• [Given data]:
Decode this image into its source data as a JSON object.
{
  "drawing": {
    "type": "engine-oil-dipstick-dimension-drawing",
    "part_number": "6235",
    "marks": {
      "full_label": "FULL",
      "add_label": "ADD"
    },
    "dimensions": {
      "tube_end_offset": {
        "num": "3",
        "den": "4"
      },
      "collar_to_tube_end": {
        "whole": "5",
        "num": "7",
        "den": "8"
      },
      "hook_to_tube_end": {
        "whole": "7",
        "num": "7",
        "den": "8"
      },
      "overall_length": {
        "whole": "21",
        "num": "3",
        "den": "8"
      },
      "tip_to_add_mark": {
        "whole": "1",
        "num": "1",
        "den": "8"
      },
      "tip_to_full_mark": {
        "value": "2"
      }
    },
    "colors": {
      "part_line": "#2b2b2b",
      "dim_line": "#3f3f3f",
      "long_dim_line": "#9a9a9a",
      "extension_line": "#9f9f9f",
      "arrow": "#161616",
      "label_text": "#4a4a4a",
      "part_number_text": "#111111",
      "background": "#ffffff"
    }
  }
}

* * *

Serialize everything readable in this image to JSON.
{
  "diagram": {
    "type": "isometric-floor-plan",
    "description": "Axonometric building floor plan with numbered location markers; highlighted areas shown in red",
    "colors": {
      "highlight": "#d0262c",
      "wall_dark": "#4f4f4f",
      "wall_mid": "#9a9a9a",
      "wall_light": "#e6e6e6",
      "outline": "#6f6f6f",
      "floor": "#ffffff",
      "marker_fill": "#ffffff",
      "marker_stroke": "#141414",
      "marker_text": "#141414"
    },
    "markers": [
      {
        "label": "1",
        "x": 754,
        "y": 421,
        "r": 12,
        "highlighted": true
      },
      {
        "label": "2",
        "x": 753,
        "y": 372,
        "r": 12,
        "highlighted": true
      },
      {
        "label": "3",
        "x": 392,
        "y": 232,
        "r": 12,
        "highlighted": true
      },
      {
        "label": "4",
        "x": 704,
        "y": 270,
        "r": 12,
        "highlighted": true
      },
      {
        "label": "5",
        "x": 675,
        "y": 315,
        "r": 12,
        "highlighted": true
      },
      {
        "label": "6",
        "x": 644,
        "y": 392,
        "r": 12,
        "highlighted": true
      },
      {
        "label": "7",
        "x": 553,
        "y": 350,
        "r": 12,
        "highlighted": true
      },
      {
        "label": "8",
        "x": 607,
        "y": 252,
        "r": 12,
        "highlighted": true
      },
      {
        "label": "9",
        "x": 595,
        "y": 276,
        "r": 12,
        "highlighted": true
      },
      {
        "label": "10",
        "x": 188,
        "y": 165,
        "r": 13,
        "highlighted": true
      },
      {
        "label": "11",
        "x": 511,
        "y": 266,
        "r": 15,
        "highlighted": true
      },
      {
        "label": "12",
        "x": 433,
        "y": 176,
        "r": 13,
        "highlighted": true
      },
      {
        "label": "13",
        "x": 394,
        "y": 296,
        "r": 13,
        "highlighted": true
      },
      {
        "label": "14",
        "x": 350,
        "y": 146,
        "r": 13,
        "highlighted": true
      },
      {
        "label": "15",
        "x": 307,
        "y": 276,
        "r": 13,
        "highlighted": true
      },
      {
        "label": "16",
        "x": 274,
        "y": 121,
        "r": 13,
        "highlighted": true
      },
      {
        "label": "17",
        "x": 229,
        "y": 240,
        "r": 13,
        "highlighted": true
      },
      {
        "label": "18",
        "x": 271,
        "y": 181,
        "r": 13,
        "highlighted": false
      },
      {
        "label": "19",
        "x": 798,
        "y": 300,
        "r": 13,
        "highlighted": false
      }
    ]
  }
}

• [The exercise]:
Within the listing above, find every line containing the string "JSON" and return it.

• [Response to this exercise]:
Decode this image into its source data as a JSON object.
Serialize everything readable in this image to JSON.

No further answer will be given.